What you need to do: Find the word "使其密度减小" in the records below. List each line containing it.

-- START Records for the task --

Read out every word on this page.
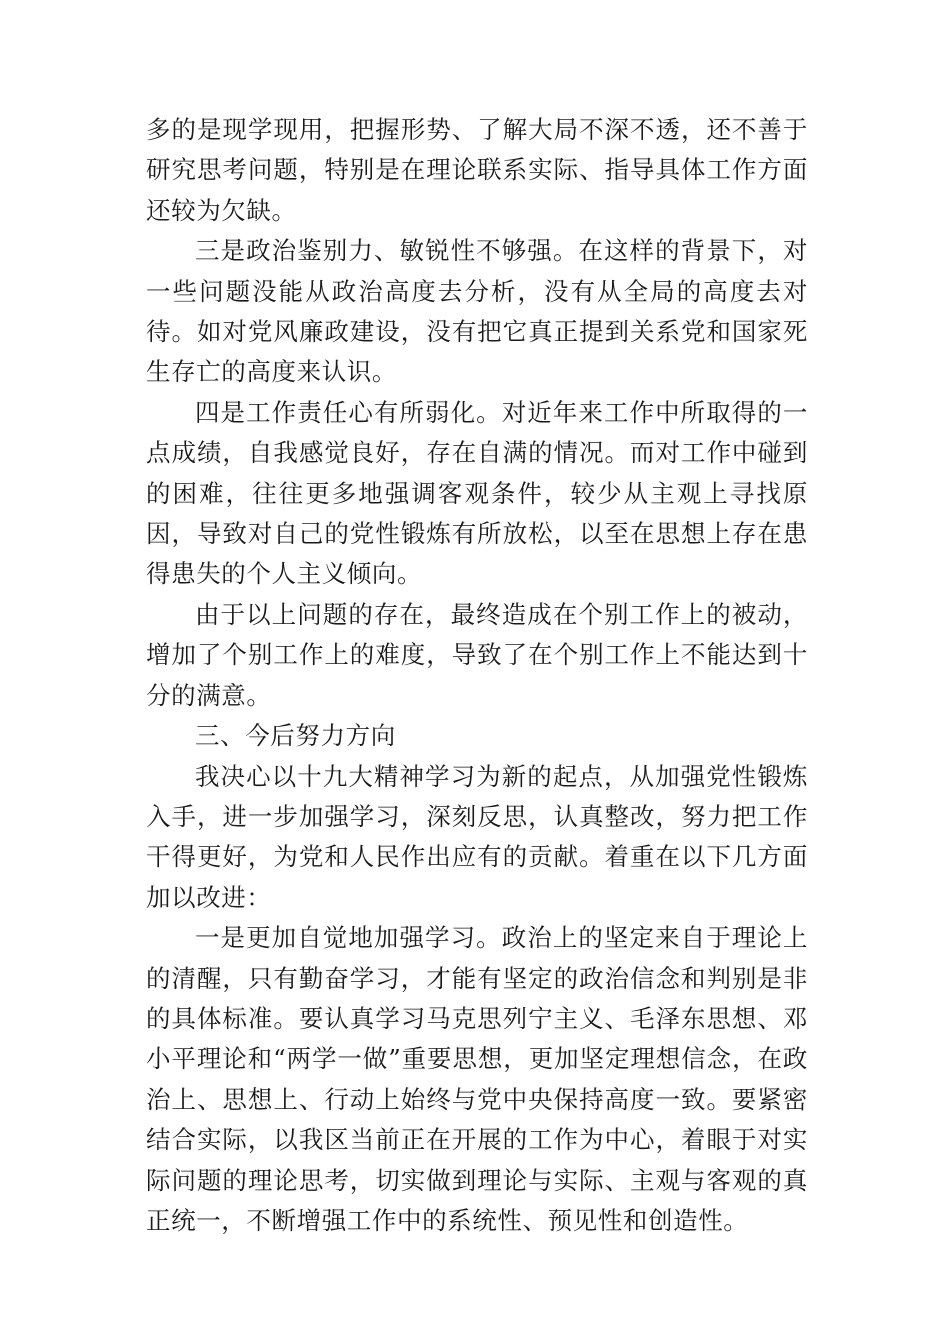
多的是现学现用，把握形势、了解大局不深不透，还不善于研究思考问题，特别是在理论联系实际、指导具体工作方面还较为欠缺。

三是政治鉴别力、敏锐性不够强。在这样的背景下，对一些问题没能从政治高度去分析，没有从全局的高度去对待。如对党风廉政建设，没有把它真正提到关系党和国家死生存亡的高度来认识。

四是工作责任心有所弱化。对近年来工作中所取得的一点成绩，自我感觉良好，存在自满的情况。而对工作中碰到的困难，往往更多地强调客观条件，较少从主观上寻找原因，导致对自己的党性锻炼有所放松，以至在思想上存在患得患失的个人主义倾向。

由于以上问题的存在，最终造成在个别工作上的被动，增加了个别工作上的难度，导致了在个别工作上不能达到十分的满意。

三、今后努力方向

我决心以十九大精神学习为新的起点，从加强党性锻炼入手，进一步加强学习，深刻反思，认真整改，努力把工作干得更好，为党和人民作出应有的贡献。着重在以下几方面加以改进：

一是更加自觉地加强学习。政治上的坚定来自于理论上的清醒，只有勤奋学习，才能有坚定的政治信念和判别是非的具体标准。要认真学习马克思列宁主义、毛泽东思想、邓小平理论和“两学一做”重要思想，更加坚定理想信念，在政治上、思想上、行动上始终与党中央保持高度一致。要紧密结合实际，以我区当前正在开展的工作为中心，着眼于对实际问题的理论思考，切实做到理论与实际、主观与客观的真正统一，不断增强工作中的系统性、预见性和创造性。
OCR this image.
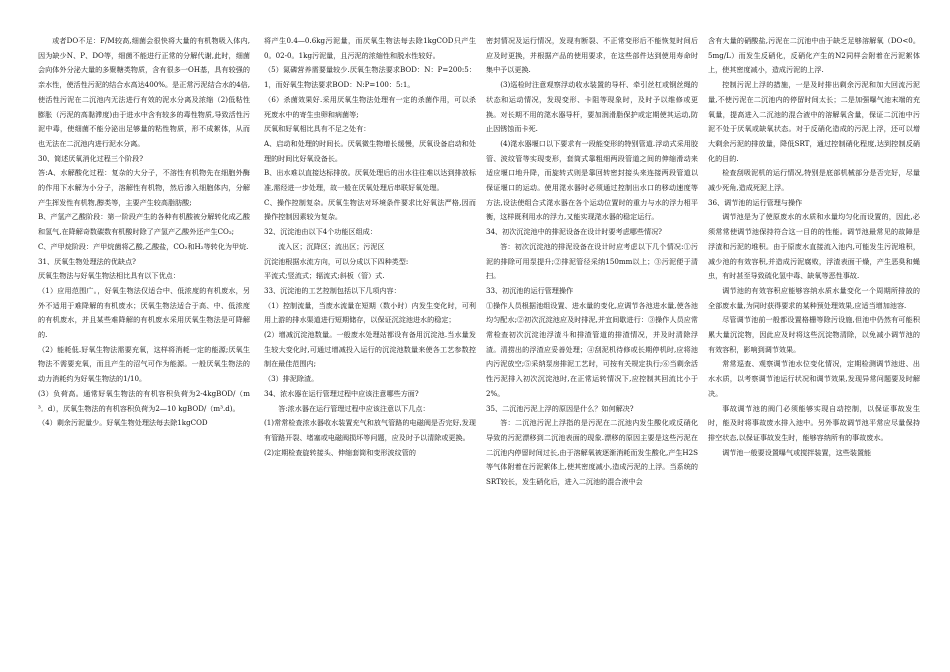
或者DO不足：F/M较高,细菌会很快将大量的有机物吸入体内,因为缺少N、P、DO等，细菌不能进行正常的分解代谢,此时，细菌会向体外分泌大量的多聚糖类物质，含有很多一OH基，具有较强的亲水性，使活性污泥的结合水高达400%。是正常污泥结合水的4倍,使活性污泥在二沉池内无法进行有效的泥水分离及浓缩（2)低粘性膨胀（污泥的高黏滞度)由于进水中含有较多的毒性物质,导致活性污泥中毒，使细菌不能分泌出足够量的粘性物质，形不成絮体，从而也无法在二沉池内进行泥水分离。

30、简述厌氧消化过程三个阶段?

答:A、水解酸化过程：复杂的大分子，不溶性有机物先在细胞外酶的作用下水解为小分子，溶解性有机物，然后渗入细胞体内，分解产生挥发性有机物,醇类等，主要产生较高脂肪酸;

B、产氢产乙酸阶段：第一阶段产生的各种有机酸被分解转化成乙酸和氢气,在降解奇数碳数有机酸时除了产氢产乙酸外还产生CO₂;

C、产甲烷阶段：产甲烷菌将乙酸,乙酸盐，CO₂和H₂等转化为甲烷.

31、厌氧生物处理法的优缺点?

厌氧生物法与好氧生物法相比具有以下优点：

（1）应用范围广。，好氧生物法仅适合中、低浓度的有机废水，另外不适用于难降解的有机废水；厌氧生物法适合于高、中、低浓度的有机废水，并且某些难降解的有机废水采用厌氧生物法是可降解的.

（2）能耗低.好氧生物法需要充氧，这样将消耗一定的能源;厌氧生物法不需要充氧，而且产生的沼气可作为能源。一般厌氧生物法的动力消耗约为好氧生物法的1/10。

(3）负荷高。通常好氧生物法的有机容积负荷为2-4kgBOD/（m³．d），厌氧生物法的有机容积负荷为2—10 kgBOD/（m³.d)。

（4）剩余污泥量少。好氧生物处理法每去除1kgCOD

将产生0.4—0.6kg污泥量，而厌氧生物法每去除1kgCOD只产生0。02-0。1kg污泥量，且污泥的浓缩性和脱水性较好。

（5）氮磷营养需要量较少.厌氧生物法要求BOD：N：P=200:5：1，而好氧生物法要求BOD：N:P=100：5:1。

（6）杀菌效果好.采用厌氧生物法处理有一定的杀菌作用，可以杀死废水中的寄生虫卵和病菌等;

厌氧和好氧相比具有不足之处有：

A、启动和处理的时间长。厌氧微生物增长缓慢，厌氧设备启动和处理的时间比好氧设备长。

B、出水难以直接达标排放。厌氧处理后的出水往往难以达到排放标准,需经进一步处理，故一般在厌氧处理后串联好氧处理。

C、操作控制复杂。厌氧生物法对环境条件要求比好氧法严格,因而操作控制因素较为复杂。

32、沉淀池由以下4个功能区组成：

流入区；沉降区；流出区；污泥区

沉淀池根据水流方向，可以分成以下四种类型:

平流式;竖流式；辐流式;斜板（管）式.

33、沉淀池的工艺控制包括以下几项内容：

（1）控制流量，当废水流量在短期（数小时）内发生变化时，可利用上游的排水渠道进行短期储存，以保证沉淀池进水的稳定；

(2）增减沉淀池数量。一般废水处理站都设有备用沉淀池.当水量发生较大变化时,可通过增减投入运行的沉淀池数量来使各工艺参数控制在最佳范围内;

（3）排泥除渣。

34、浓水器在运行管理过程中应该注意哪些方面?

答:浓水器在运行管理过程中应该注意以下几点：

(1)常常检查浓水器收水装置充气和放气管路的电磁阀是否完好,发现有管路开裂、堵塞或电磁阀损坏等问题，应及时予以清除或更换。

(2)定期检查旋转接头、伸缩套筒和变形波纹管的

密封情况及运行情况，发现有断裂、不正常变形后不能恢复时间后应及时更换，并根据产品的使用要求，在这些部件达到使用寿命时集中予以更换.

(3)巡检时注意观察浮动收水装置的导杆、牵引丝杠或钢丝绳的状态和运动情况，发现变形、卡阻等现象时，及时予以维修或更换。对长期不用的滗水器导杆，要加润滑脂保护或定期使其运动,防止因锈蚀而卡死.

(4)滗水器堰口以下要求有一段能变形的特别管道.浮动式采用胶管、波纹管等实现变形，套筒式靠粗细两段管道之间的伸缩滑动来适应堰口地升降，而旋转式则是靠回转密封接头来连接两段管道以保证堰口的运动。使用滗水器时必须通过控制出水口的移动速度等方法,设法使组合式滗水器在各个运动位置时的重力与水的浮力相平衡，这样既利用水的浮力,又能实现滗水器的稳定运行。

34、初次沉淀池中的排泥设备在设计时要考虑哪些情况?

答：初次沉淀池的排泥设备在设计时应考虑以下几个情况:①污泥的排除可用泵提升;②排泥管径采纳150mm以上；③污泥便于清扫。

33、初沉池的运行管理操作

①操作人员根据池组设置、进水量的变化,应调节各池进水量,使各池均匀配水;②初次沉淀池应及时排泥,并宜间歇进行：③操作人员应常常检查初次沉淀池浮渣斗和排渣管道的排渣情况，并及时清除浮渣。清捞出的浮渣应妥善处理；④刮泥机待修或长期停机时,应将池内污泥放空;⑤采纳泵房排泥工艺时，可按有关规定执行;⑥当剩余活性污泥排入初次沉淀池时,在正常运转情况下,应控制其回流比小于2%。

35、二沉池污泥上浮的原因是什么？如何解决?

答：二沉池污泥上浮指的是污泥在二沉池内发生酸化或反硝化导致的污泥漂移到二沉池表面的现象.漂移的原因主要是这些污泥在二沉池内停留时间过长,由于溶解氧被逐渐消耗而发生酸化,产生H2S等气体附着在污泥絮体上,使其密度减小,造成污泥的上浮。当系统的SRT较长，发生硝化后，进入二沉池的混合液中会

含有大量的硝酸盐,污泥在二沉池中由于缺乏足够溶解氧（DO<0。5mg/L）而发生反硝化，反硝化产生的N2同样会附着在污泥絮体上，使其密度减小，造成污泥的上浮.

控制污泥上浮的措施，一是及时排出剩余污泥和加大回流污泥量,不使污泥在二沉池内的停留时间太长；二是加强曝气池末端的充氧量，提高进入二沉池的混合液中的溶解氧含量，保证二沉池中污泥不处于厌氧或缺氧状态。对于反硝化造成的污泥上浮，还可以增大剩余污泥的排放量，降低SRT，通过控制硝化程度,达到控制反硝化的目的.

检查刮吸泥机的运行情况,特别是底部机械部分是否完好，尽量减少死角,造成死泥上浮。

36、调节池的运行管理与操作

调节池是为了使原废水的水质和水量均匀化而设置的，因此,必须常常使调节池保持符合这一目的的性能。调节池最常见的故障是浮渣和污泥的堆积。由于原废水直接流入池内,可能发生污泥堆积，减少池的有效容积,并造成污泥腐败，浮渣表面干燥，产生恶臭和蝇虫，有时甚至导致硫化氢中毒、缺氧等恶性事故.

调节池的有效容积应能够容纳水质水量变化一个周期所排放的全部废水量,为同时获得要求的某种预处理效果,应适当增加池容.

尽管调节池前一般都设置格栅等除污设施,但池中仍然有可能积累大量沉淀物，因此应及时将这些沉淀物清除，以免减小调节池的有效容积，影响到调节效果。

常常巡查、观察调节池水位变化情况，定期检测调节池进、出水水质，以考察调节池运行状况和调节效果,发现异常问题要及时解决。

事故调节池的阀门必须能够实现自动控制，以保证事故发生时，能及时将事故废水排入池中。另外事故调节池平常应尽量保持排空状态,以保证事故发生时，能够容纳所有的事故废水。

调节池一般要设置曝气或搅拌装置，这些装置能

-- END Records for the task --

Worked answer:
答：二沉池污泥上浮指的是污泥在二沉池内发生酸化或反硝化导致的污泥漂移到二沉池表面的现象.漂移的原因主要是这些污泥在二沉池内停留时间过长,由于溶解氧被逐渐消耗而发生酸化,产生H2S等气体附着在污泥絮体上,使其密度减小,造成污泥的上浮。当系统的SRT较长，发生硝化后，进入二沉池的混合液中会
含有大量的硝酸盐,污泥在二沉池中由于缺乏足够溶解氧（DO<0。5mg/L）而发生反硝化，反硝化产生的N2同样会附着在污泥絮体上，使其密度减小，造成污泥的上浮.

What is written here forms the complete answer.